_Exercise instructions_:
Copy every line in the material below that contains the string "legend", and treat uppercase and lowercase as different.

>> START Information shown

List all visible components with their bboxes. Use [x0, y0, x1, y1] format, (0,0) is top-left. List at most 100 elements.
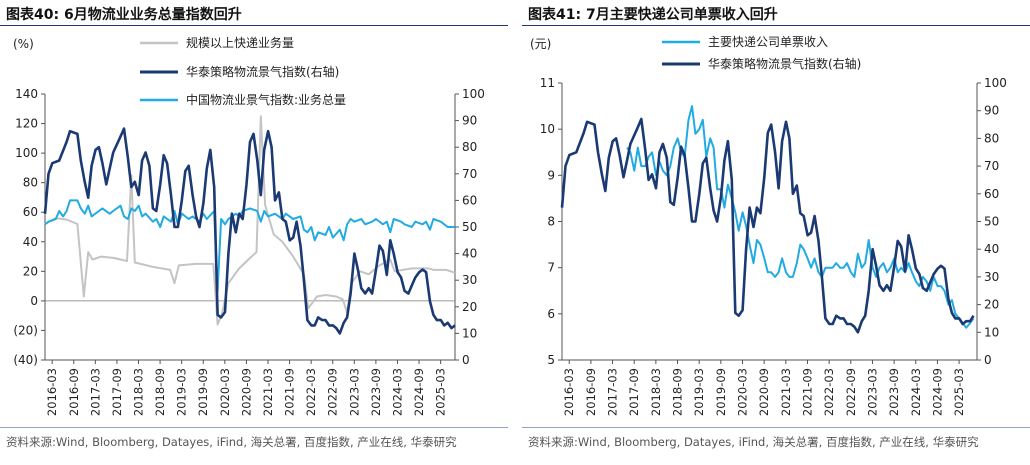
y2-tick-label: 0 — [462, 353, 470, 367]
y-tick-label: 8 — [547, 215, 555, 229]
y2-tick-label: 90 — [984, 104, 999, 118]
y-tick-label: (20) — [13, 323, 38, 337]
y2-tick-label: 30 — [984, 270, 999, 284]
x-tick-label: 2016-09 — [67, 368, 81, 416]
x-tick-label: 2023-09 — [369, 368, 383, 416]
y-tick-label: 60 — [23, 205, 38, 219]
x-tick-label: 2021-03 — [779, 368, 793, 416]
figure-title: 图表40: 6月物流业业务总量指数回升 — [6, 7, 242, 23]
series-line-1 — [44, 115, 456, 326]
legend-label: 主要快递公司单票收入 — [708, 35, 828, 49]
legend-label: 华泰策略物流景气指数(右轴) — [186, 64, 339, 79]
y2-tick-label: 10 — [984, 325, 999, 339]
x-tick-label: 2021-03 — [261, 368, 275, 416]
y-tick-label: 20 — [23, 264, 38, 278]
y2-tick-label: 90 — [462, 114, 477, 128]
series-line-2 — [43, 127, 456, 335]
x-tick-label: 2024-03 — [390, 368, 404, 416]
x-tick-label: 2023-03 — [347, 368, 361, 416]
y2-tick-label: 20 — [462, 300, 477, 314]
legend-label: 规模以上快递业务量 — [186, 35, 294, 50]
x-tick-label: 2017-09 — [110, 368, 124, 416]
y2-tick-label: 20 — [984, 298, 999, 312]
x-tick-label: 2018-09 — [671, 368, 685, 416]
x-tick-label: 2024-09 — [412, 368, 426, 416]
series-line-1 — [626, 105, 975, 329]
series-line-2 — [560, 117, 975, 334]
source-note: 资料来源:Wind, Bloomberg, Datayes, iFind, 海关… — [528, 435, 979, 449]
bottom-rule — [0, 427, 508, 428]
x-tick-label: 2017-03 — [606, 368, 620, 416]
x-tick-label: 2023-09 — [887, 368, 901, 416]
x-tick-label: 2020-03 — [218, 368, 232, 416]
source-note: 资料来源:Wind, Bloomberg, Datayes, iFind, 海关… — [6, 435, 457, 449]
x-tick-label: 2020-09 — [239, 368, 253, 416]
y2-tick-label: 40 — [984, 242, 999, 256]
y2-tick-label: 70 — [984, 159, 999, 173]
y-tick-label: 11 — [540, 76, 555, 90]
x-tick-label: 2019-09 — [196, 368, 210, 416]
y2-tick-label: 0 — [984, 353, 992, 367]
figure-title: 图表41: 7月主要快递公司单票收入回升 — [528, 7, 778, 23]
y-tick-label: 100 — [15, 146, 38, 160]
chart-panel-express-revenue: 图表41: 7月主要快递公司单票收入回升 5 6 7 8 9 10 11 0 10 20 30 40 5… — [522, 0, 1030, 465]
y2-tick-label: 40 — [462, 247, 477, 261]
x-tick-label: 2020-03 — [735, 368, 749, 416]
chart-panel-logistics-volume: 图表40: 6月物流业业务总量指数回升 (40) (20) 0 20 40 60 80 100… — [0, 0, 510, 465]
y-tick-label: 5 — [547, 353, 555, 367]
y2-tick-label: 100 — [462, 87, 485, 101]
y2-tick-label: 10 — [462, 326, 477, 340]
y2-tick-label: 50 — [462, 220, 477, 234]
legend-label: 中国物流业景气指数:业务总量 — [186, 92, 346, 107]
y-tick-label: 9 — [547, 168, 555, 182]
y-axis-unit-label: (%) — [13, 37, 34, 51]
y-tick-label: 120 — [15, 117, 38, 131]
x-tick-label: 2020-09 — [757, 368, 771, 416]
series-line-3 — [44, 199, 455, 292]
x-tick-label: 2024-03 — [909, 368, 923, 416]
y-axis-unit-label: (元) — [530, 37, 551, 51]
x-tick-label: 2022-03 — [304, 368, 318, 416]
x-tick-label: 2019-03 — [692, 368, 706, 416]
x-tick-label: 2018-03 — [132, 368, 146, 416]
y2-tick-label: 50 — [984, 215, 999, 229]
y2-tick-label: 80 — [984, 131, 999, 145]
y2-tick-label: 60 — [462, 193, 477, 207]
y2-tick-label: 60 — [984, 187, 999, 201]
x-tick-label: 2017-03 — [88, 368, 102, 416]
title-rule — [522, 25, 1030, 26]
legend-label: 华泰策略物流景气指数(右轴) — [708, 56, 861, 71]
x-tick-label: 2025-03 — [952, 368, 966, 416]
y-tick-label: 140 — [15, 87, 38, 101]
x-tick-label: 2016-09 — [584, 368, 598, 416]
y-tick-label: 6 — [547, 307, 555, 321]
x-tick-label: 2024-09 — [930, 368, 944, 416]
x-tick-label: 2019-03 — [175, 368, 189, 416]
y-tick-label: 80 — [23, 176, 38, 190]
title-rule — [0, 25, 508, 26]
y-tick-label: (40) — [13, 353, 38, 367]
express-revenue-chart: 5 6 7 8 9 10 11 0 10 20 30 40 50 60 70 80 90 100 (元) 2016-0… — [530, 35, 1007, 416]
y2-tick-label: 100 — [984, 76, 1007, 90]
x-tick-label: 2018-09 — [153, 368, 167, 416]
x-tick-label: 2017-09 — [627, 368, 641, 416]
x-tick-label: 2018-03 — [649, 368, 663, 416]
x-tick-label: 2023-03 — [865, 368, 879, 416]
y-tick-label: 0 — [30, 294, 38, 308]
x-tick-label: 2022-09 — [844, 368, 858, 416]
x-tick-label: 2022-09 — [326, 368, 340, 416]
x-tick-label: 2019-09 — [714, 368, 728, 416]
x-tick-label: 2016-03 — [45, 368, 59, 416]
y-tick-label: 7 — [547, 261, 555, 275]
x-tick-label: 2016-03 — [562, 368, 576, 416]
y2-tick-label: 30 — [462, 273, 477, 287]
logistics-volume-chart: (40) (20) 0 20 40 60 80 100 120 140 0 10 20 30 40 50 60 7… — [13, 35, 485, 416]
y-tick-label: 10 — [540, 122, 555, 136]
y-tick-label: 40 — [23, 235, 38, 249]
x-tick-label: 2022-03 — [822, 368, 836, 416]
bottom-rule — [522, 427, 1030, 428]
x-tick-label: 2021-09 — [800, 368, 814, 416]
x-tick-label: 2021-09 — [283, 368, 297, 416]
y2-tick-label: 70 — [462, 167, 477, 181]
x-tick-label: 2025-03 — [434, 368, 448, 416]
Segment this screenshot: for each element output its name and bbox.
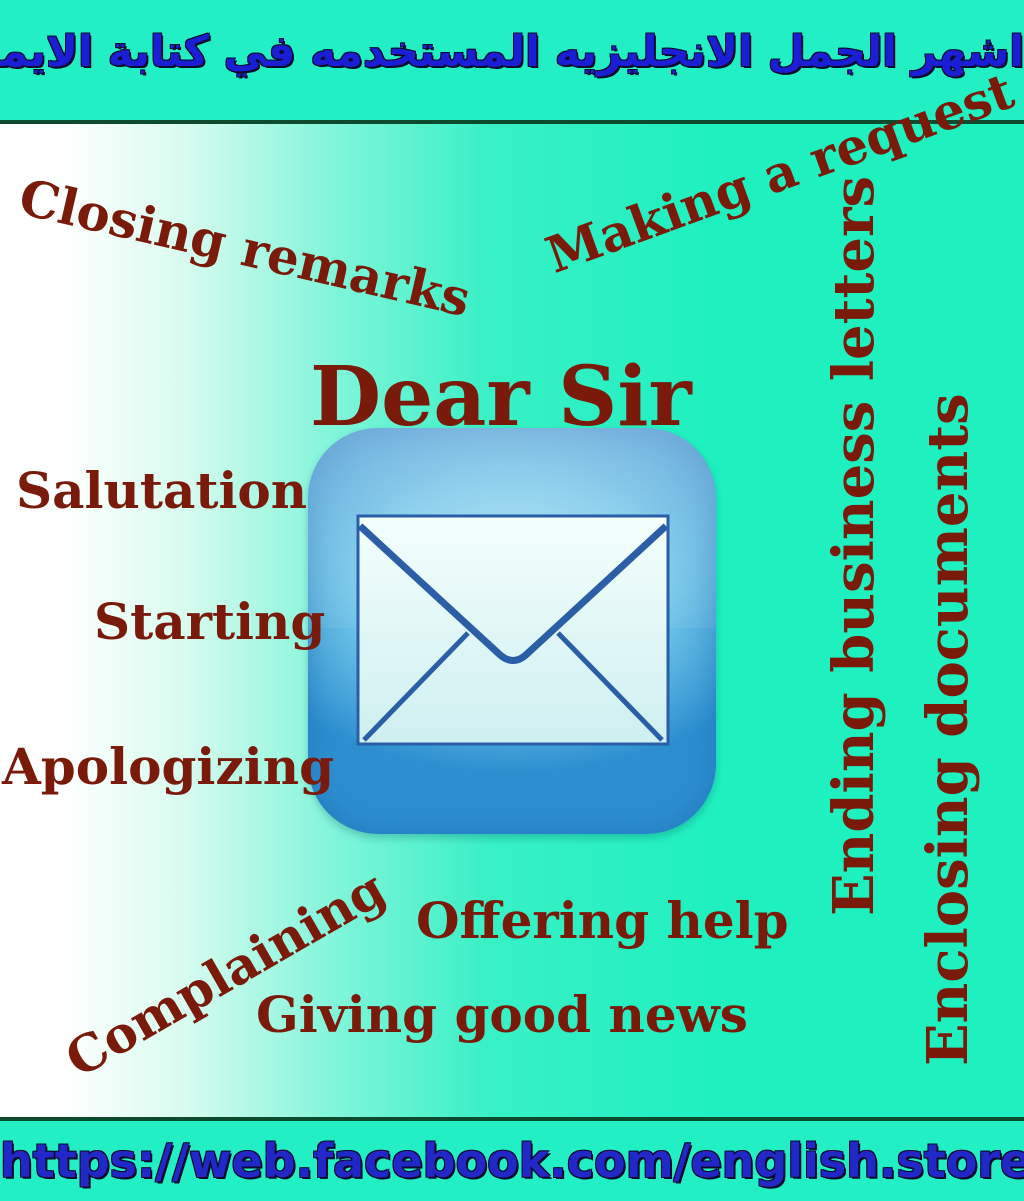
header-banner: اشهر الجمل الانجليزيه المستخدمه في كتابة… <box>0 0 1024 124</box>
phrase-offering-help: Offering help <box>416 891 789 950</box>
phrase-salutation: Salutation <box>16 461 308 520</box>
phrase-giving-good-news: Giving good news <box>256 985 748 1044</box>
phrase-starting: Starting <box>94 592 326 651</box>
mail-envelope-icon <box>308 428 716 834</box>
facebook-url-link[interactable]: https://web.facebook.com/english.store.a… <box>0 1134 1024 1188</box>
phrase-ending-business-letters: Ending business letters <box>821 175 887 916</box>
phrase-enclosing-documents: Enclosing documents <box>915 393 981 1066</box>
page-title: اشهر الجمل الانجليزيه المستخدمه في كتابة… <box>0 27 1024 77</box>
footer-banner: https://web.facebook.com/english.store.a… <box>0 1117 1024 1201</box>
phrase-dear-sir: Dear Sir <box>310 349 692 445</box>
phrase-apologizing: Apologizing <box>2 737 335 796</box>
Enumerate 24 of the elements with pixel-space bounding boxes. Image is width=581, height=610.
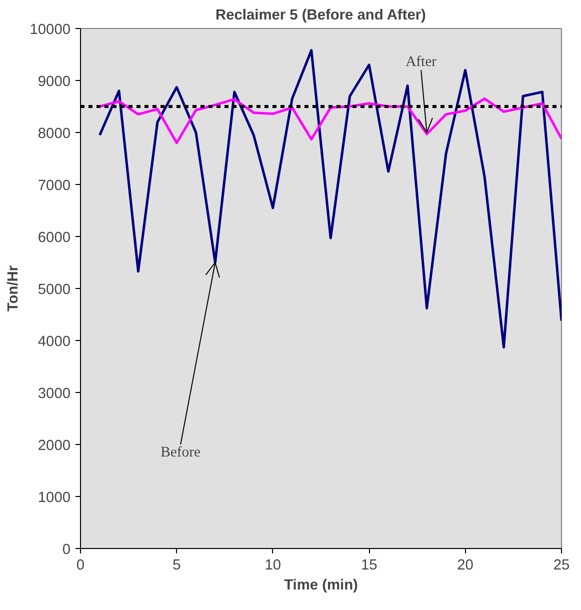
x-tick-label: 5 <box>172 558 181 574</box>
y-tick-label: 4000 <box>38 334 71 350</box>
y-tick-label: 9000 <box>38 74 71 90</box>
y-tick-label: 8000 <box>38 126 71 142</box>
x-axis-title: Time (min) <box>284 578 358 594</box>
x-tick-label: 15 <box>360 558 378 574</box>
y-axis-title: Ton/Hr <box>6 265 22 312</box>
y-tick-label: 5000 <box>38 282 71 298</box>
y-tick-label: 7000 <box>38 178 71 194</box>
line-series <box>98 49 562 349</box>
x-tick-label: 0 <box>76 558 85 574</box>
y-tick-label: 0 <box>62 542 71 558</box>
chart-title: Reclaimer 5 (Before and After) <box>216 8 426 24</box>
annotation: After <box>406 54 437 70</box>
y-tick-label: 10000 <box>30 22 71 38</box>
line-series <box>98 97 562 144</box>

>> END Information shown

_Solution to this task_:
legend-label: 主要快递公司单票收入 — [708, 35, 828, 49]
legend-label: 华泰策略物流景气指数(右轴) — [186, 64, 339, 79]
legend-label: 规模以上快递业务量 — [186, 35, 294, 50]
legend-label: 中国物流业景气指数:业务总量 — [186, 92, 346, 107]
legend-label: 华泰策略物流景气指数(右轴) — [708, 56, 861, 71]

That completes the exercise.